◆ TASK DETAILS
Repeat the material below word for word and leave out all pictures.

◆ ITEMS

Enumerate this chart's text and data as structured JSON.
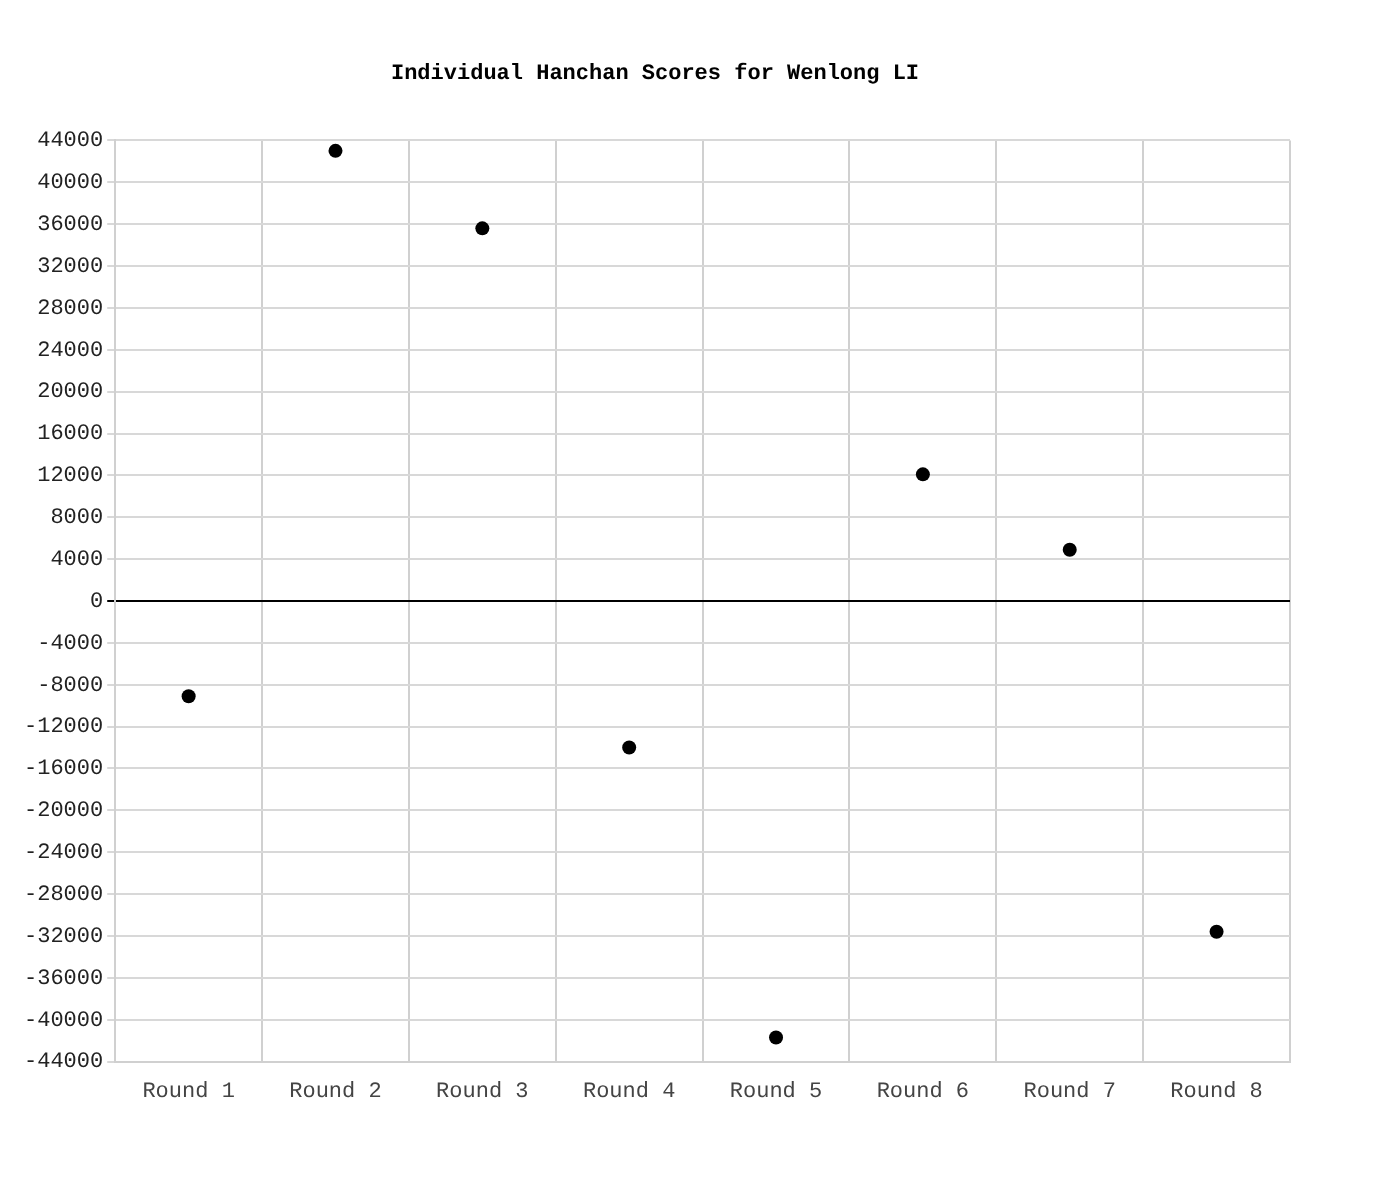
{
  "chart_data": {
    "type": "scatter",
    "title": "Individual Hanchan Scores for Wenlong LI",
    "categories": [
      "Round 1",
      "Round 2",
      "Round 3",
      "Round 4",
      "Round 5",
      "Round 6",
      "Round 7",
      "Round 8"
    ],
    "series": [
      {
        "color": "#000000",
        "values": [
          -9100,
          43000,
          35600,
          -14000,
          -41700,
          12100,
          4900,
          -31600
        ]
      }
    ],
    "ylim": [
      -44000,
      44000
    ],
    "yticks": [
      -44000,
      -40000,
      -36000,
      -32000,
      -28000,
      -24000,
      -20000,
      -16000,
      -12000,
      -8000,
      -4000,
      0,
      4000,
      8000,
      12000,
      16000,
      20000,
      24000,
      28000,
      32000,
      36000,
      40000,
      44000
    ],
    "grid": true,
    "legend": false,
    "marker": "circle"
  }
}
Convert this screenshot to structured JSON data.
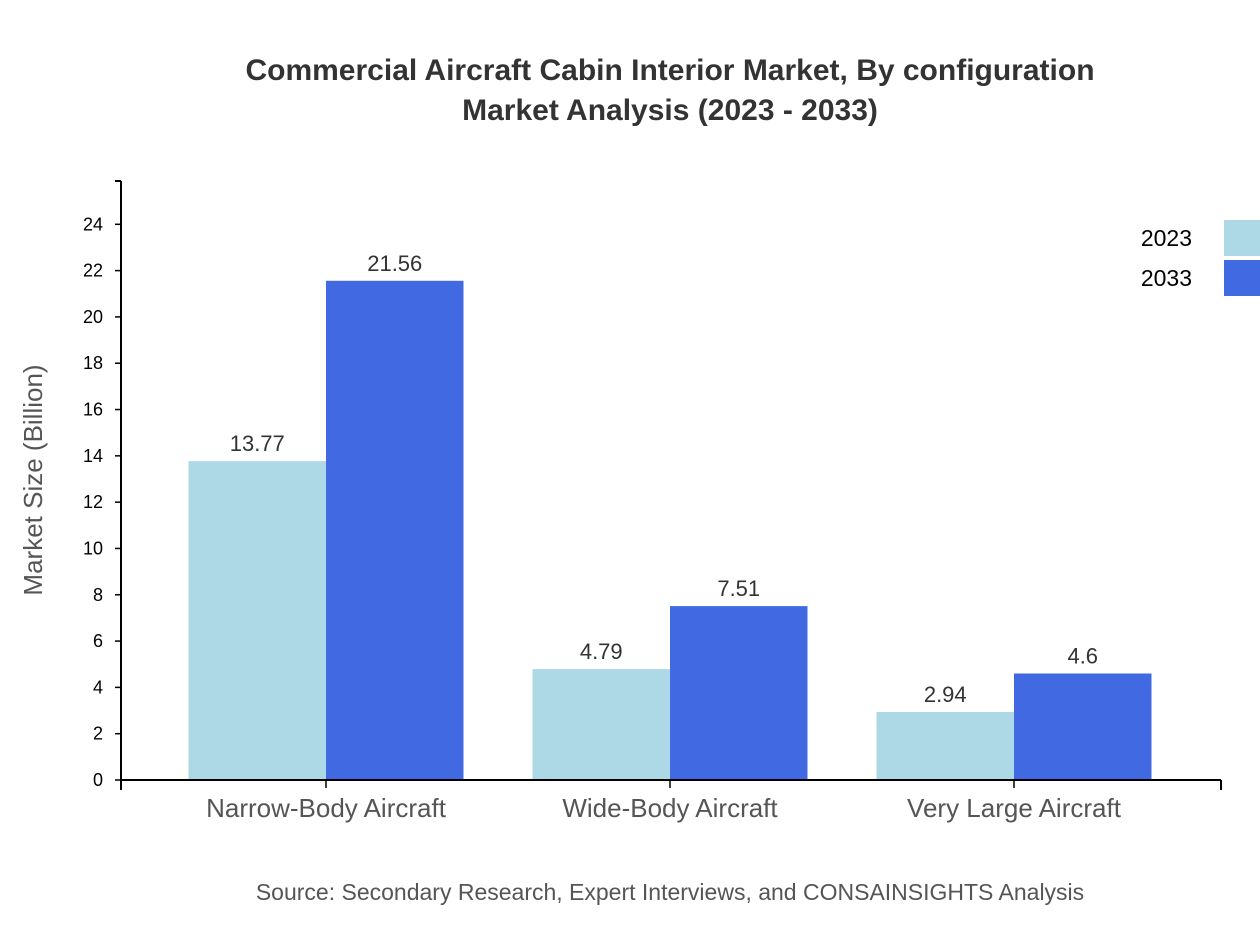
{
  "chart_data": {
    "type": "bar",
    "title": "Commercial Aircraft Cabin Interior Market, By configuration",
    "subtitle": "Market Analysis (2023 - 2033)",
    "xlabel": "",
    "ylabel": "Market Size (Billion)",
    "categories": [
      "Narrow-Body Aircraft",
      "Wide-Body Aircraft",
      "Very Large Aircraft"
    ],
    "series": [
      {
        "name": "2023",
        "values": [
          13.77,
          4.79,
          2.94
        ],
        "color": "#ADD8E6"
      },
      {
        "name": "2033",
        "values": [
          21.56,
          7.51,
          4.6
        ],
        "color": "#4169E1"
      }
    ],
    "ylim": [
      0,
      25.87
    ],
    "yticks": [
      0,
      2,
      4,
      6,
      8,
      10,
      12,
      14,
      16,
      18,
      20,
      22,
      24
    ],
    "grid": false,
    "legend": "top-right",
    "source": "Source: Secondary Research, Expert Interviews, and CONSAINSIGHTS Analysis"
  }
}
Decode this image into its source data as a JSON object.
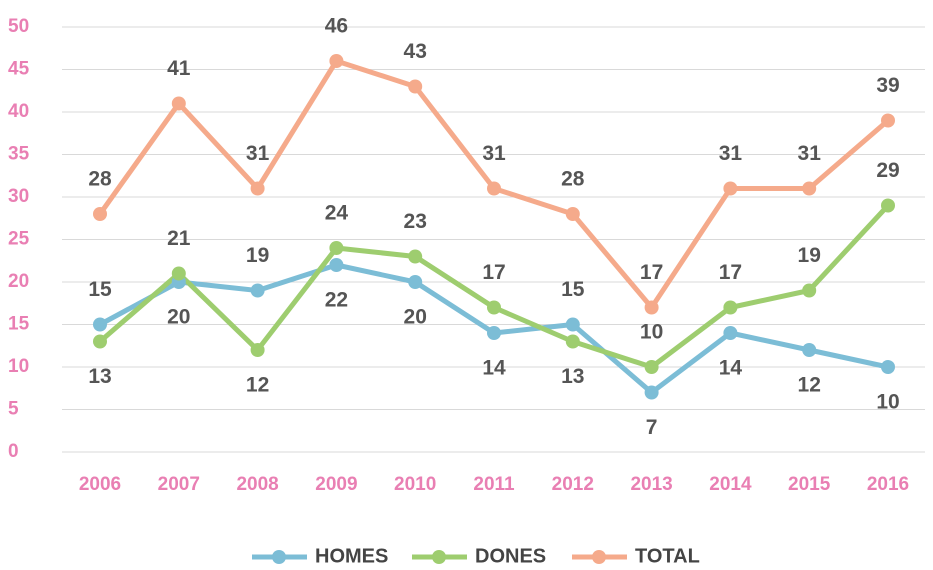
{
  "chart_data": {
    "type": "line",
    "categories": [
      "2006",
      "2007",
      "2008",
      "2009",
      "2010",
      "2011",
      "2012",
      "2013",
      "2014",
      "2015",
      "2016"
    ],
    "series": [
      {
        "name": "HOMES",
        "color": "#7cbdd6",
        "values": [
          15,
          20,
          19,
          22,
          20,
          14,
          15,
          7,
          14,
          12,
          10
        ]
      },
      {
        "name": "DONES",
        "color": "#9ecd6f",
        "values": [
          13,
          21,
          12,
          24,
          23,
          17,
          13,
          10,
          17,
          19,
          29
        ]
      },
      {
        "name": "TOTAL",
        "color": "#f5aa8b",
        "values": [
          28,
          41,
          31,
          46,
          43,
          31,
          28,
          17,
          31,
          31,
          39
        ]
      }
    ],
    "ylim": [
      0,
      50
    ],
    "yticks": [
      0,
      5,
      10,
      15,
      20,
      25,
      30,
      35,
      40,
      45,
      50
    ],
    "grid": true,
    "legend": "bottom"
  }
}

◆ THE REPLY
Enumerate this chart's text and data as structured JSON.
{
  "chart_data": {
    "type": "scatter",
    "title": "Individual Hanchan Scores for Wenlong LI",
    "categories": [
      "Round 1",
      "Round 2",
      "Round 3",
      "Round 4",
      "Round 5",
      "Round 6",
      "Round 7",
      "Round 8"
    ],
    "series": [
      {
        "color": "#000000",
        "values": [
          -9100,
          43000,
          35600,
          -14000,
          -41700,
          12100,
          4900,
          -31600
        ]
      }
    ],
    "ylim": [
      -44000,
      44000
    ],
    "yticks": [
      -44000,
      -40000,
      -36000,
      -32000,
      -28000,
      -24000,
      -20000,
      -16000,
      -12000,
      -8000,
      -4000,
      0,
      4000,
      8000,
      12000,
      16000,
      20000,
      24000,
      28000,
      32000,
      36000,
      40000,
      44000
    ],
    "grid": true,
    "legend": false,
    "marker": "circle"
  }
}
Convert this screenshot to structured JSON data.
{
  "chart_data": {
    "type": "bar",
    "title": "Commercial Aircraft Cabin Interior Market, By configuration",
    "subtitle": "Market Analysis (2023 - 2033)",
    "xlabel": "",
    "ylabel": "Market Size (Billion)",
    "categories": [
      "Narrow-Body Aircraft",
      "Wide-Body Aircraft",
      "Very Large Aircraft"
    ],
    "series": [
      {
        "name": "2023",
        "values": [
          13.77,
          4.79,
          2.94
        ],
        "color": "#ADD8E6"
      },
      {
        "name": "2033",
        "values": [
          21.56,
          7.51,
          4.6
        ],
        "color": "#4169E1"
      }
    ],
    "ylim": [
      0,
      25.87
    ],
    "yticks": [
      0,
      2,
      4,
      6,
      8,
      10,
      12,
      14,
      16,
      18,
      20,
      22,
      24
    ],
    "grid": false,
    "legend": "top-right",
    "source": "Source: Secondary Research, Expert Interviews, and CONSAINSIGHTS Analysis"
  }
}
Decode this image into its source data as a JSON object.
{
  "chart_data": {
    "type": "line",
    "categories": [
      "2006",
      "2007",
      "2008",
      "2009",
      "2010",
      "2011",
      "2012",
      "2013",
      "2014",
      "2015",
      "2016"
    ],
    "series": [
      {
        "name": "HOMES",
        "color": "#7cbdd6",
        "values": [
          15,
          20,
          19,
          22,
          20,
          14,
          15,
          7,
          14,
          12,
          10
        ]
      },
      {
        "name": "DONES",
        "color": "#9ecd6f",
        "values": [
          13,
          21,
          12,
          24,
          23,
          17,
          13,
          10,
          17,
          19,
          29
        ]
      },
      {
        "name": "TOTAL",
        "color": "#f5aa8b",
        "values": [
          28,
          41,
          31,
          46,
          43,
          31,
          28,
          17,
          31,
          31,
          39
        ]
      }
    ],
    "ylim": [
      0,
      50
    ],
    "yticks": [
      0,
      5,
      10,
      15,
      20,
      25,
      30,
      35,
      40,
      45,
      50
    ],
    "grid": true,
    "legend": "bottom"
  }
}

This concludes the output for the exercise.